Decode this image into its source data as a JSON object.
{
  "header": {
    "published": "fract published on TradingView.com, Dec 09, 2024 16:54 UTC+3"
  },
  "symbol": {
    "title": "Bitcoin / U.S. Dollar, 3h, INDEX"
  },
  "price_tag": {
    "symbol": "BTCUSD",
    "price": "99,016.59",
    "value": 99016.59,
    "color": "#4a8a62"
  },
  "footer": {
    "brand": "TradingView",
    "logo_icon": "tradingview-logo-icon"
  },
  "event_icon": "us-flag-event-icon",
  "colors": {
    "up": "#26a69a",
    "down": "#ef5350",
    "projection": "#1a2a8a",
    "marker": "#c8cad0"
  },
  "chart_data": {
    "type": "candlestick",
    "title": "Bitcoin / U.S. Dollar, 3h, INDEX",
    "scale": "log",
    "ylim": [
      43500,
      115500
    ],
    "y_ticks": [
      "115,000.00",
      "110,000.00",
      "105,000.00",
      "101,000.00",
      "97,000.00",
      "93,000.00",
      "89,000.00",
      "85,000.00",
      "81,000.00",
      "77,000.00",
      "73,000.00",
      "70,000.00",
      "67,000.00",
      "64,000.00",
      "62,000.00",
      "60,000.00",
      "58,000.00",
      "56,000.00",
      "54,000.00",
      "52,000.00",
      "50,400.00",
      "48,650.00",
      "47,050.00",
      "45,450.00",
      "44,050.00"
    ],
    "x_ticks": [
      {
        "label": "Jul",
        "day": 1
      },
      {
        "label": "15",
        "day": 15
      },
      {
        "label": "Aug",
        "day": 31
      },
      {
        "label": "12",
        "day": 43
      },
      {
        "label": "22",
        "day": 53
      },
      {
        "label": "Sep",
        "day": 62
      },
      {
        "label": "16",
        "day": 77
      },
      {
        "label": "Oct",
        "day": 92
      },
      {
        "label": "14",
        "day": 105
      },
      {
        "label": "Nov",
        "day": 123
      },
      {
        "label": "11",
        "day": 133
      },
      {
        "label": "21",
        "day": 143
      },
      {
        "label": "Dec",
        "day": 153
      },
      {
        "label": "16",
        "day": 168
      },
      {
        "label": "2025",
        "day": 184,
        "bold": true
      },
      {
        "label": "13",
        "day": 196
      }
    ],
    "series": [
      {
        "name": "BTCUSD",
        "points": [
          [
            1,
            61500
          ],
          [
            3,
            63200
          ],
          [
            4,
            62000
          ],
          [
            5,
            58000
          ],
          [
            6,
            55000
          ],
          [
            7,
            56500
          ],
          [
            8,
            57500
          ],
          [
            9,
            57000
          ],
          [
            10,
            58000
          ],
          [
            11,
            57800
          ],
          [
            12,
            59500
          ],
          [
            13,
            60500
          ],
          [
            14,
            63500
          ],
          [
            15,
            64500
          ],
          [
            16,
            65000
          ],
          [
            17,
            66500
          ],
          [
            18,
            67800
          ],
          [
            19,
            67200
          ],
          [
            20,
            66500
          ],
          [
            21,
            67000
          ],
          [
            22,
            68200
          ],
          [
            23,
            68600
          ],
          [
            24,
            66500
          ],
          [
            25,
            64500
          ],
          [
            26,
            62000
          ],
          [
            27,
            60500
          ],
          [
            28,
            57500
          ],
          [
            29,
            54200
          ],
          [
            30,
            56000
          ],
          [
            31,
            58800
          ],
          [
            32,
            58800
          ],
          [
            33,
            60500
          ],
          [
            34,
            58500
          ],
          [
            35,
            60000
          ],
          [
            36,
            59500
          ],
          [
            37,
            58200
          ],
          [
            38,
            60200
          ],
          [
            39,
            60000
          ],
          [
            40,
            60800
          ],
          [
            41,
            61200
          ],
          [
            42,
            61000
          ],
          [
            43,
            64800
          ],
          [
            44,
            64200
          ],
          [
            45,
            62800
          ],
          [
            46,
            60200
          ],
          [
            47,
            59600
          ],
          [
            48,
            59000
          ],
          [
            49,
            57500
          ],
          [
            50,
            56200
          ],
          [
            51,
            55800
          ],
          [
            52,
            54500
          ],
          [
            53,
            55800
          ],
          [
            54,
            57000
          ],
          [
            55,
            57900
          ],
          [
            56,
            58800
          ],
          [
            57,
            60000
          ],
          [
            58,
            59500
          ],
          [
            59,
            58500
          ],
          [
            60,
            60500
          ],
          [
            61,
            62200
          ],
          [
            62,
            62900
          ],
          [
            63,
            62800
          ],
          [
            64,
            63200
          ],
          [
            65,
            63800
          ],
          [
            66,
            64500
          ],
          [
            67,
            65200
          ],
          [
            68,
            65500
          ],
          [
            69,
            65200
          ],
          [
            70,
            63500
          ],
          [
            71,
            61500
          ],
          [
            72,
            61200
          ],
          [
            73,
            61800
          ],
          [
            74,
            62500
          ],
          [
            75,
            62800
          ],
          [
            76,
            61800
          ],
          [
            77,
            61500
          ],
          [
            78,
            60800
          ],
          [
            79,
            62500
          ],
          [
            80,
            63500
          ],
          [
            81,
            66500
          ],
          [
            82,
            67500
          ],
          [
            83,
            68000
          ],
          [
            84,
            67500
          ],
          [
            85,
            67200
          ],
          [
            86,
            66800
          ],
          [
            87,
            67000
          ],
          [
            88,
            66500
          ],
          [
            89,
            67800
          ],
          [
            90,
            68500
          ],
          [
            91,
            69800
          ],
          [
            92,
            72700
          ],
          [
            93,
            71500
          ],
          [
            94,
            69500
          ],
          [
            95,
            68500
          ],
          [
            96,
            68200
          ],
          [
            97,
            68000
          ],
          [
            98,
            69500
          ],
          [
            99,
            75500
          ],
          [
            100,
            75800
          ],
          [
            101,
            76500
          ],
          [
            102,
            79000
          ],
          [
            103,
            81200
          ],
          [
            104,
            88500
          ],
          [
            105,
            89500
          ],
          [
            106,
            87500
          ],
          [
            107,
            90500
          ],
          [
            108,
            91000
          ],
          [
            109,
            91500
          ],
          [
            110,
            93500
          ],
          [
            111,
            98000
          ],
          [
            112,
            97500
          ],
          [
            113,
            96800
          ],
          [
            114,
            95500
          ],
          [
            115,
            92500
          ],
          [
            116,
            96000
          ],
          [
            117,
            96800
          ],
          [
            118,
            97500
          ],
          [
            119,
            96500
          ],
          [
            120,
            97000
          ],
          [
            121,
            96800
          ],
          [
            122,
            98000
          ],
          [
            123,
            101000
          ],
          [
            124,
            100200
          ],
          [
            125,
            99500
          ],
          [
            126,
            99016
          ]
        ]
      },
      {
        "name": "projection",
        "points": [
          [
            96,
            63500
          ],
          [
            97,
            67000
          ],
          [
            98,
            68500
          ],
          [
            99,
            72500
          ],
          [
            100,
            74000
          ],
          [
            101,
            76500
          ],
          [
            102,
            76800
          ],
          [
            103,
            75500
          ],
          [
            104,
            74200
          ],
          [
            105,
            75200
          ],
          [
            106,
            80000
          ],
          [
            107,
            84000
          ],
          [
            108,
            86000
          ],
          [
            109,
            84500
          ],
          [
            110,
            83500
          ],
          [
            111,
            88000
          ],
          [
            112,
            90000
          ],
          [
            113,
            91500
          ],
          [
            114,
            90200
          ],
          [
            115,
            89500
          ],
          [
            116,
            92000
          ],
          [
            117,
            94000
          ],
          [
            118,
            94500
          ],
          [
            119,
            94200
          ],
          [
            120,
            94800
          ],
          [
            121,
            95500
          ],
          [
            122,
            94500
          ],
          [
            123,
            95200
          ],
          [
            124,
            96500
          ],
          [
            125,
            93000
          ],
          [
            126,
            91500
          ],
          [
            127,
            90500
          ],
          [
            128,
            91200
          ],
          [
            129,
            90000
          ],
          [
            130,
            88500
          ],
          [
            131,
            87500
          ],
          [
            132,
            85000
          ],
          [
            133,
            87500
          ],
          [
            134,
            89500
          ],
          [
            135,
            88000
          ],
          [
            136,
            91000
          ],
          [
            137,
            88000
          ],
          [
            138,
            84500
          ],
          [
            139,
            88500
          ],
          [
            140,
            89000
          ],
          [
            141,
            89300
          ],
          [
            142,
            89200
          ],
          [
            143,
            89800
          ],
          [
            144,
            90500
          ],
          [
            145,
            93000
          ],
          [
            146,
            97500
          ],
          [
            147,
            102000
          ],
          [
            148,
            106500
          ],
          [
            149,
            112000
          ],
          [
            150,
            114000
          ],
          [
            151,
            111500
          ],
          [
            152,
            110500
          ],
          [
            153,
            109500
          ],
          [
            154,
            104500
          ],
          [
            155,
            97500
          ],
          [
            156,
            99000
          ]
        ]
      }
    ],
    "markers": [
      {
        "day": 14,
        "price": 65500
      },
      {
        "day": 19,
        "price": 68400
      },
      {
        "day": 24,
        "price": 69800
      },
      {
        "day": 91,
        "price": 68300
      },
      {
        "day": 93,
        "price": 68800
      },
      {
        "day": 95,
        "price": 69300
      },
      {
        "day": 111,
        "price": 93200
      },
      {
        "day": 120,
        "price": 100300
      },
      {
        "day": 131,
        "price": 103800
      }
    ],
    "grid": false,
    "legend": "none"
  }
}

::::

▶ [THE TASK] Report all lines of the data above that include the string "INDEX".

▶ [COMPLETE RESPONSE]
    "title": "Bitcoin / U.S. Dollar, 3h, INDEX"
    "title": "Bitcoin / U.S. Dollar, 3h, INDEX",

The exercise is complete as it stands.